**Aim of the task**
Work out how many lines contain "this". Reply with the count alone.

[Stored records]
★ ★ ★
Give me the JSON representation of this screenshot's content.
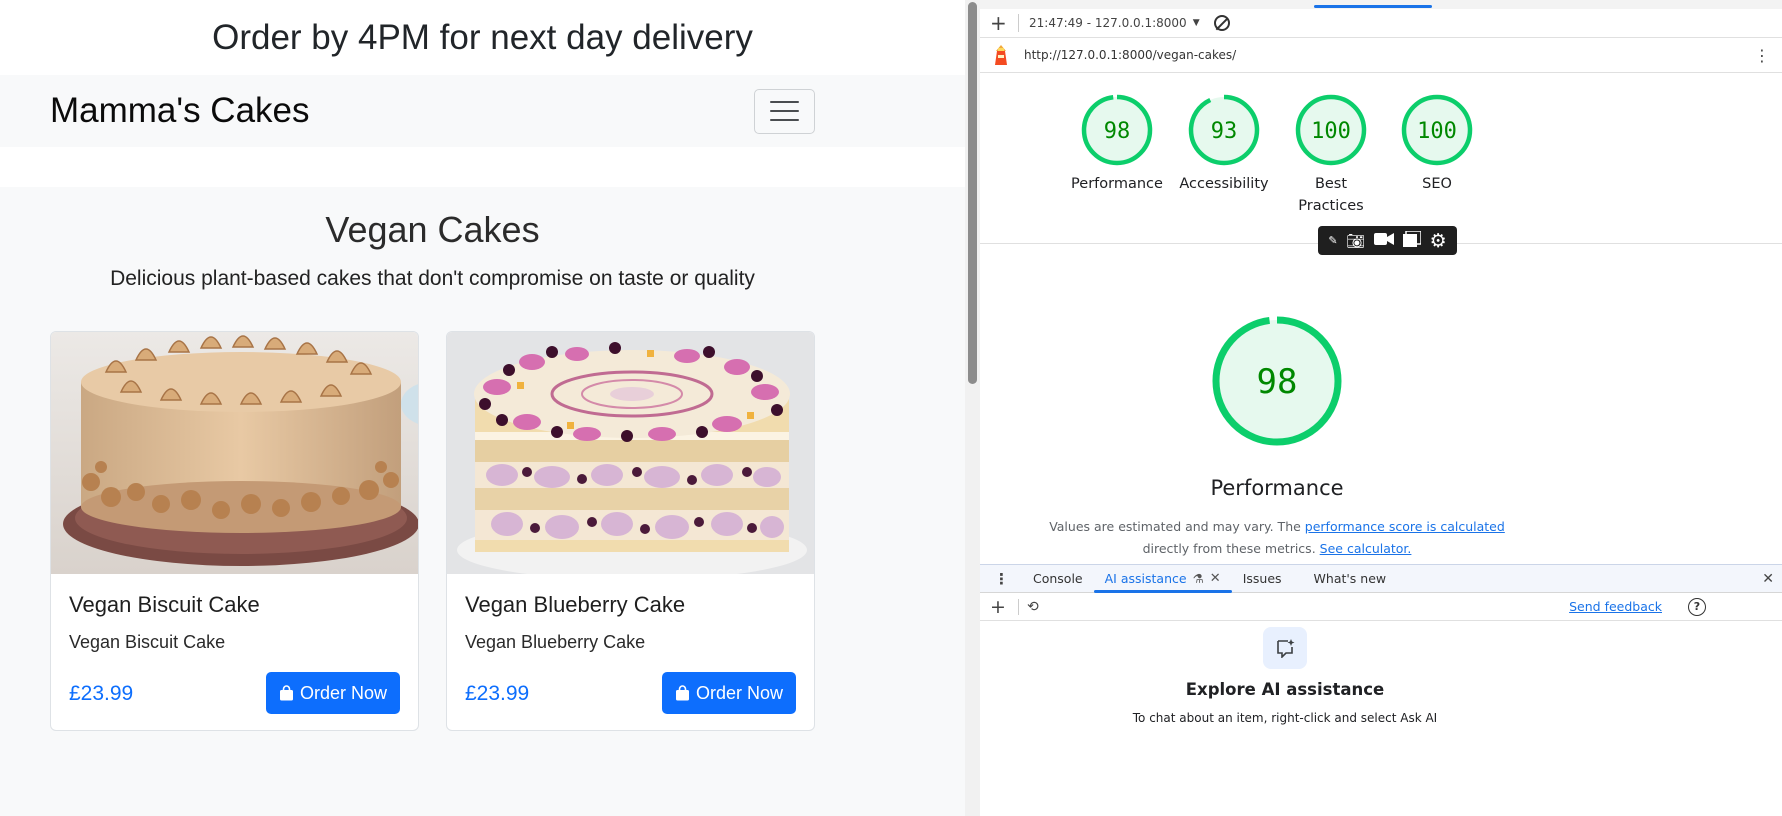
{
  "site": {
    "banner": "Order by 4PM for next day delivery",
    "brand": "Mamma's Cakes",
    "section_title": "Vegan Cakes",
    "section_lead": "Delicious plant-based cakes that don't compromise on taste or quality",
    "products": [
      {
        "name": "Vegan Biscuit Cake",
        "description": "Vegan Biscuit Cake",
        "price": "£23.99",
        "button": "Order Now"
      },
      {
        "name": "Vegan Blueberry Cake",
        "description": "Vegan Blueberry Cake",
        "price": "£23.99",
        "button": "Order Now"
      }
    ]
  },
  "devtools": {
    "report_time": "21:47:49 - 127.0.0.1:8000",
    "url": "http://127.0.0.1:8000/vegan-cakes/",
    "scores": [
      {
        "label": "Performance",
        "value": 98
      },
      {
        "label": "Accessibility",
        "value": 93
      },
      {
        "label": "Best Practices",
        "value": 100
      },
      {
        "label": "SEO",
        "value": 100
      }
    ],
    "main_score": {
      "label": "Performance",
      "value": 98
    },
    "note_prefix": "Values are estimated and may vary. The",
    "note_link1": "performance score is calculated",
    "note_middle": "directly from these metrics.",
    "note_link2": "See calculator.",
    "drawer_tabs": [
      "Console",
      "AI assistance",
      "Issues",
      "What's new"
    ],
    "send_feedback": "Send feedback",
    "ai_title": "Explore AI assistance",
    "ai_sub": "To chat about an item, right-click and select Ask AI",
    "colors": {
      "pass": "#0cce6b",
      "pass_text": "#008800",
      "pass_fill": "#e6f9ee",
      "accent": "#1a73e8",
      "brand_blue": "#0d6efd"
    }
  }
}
★ ★ ★
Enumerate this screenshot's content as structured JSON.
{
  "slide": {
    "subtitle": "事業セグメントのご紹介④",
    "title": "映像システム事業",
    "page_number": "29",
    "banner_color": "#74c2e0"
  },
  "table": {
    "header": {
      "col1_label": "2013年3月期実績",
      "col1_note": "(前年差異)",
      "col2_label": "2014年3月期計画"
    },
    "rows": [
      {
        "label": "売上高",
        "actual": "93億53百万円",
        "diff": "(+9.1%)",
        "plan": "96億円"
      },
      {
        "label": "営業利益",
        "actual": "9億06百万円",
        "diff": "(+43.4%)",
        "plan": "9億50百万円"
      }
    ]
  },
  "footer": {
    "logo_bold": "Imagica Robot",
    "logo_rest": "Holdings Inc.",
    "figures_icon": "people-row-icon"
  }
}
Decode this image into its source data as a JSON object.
★ ★ ★
**Task response**
3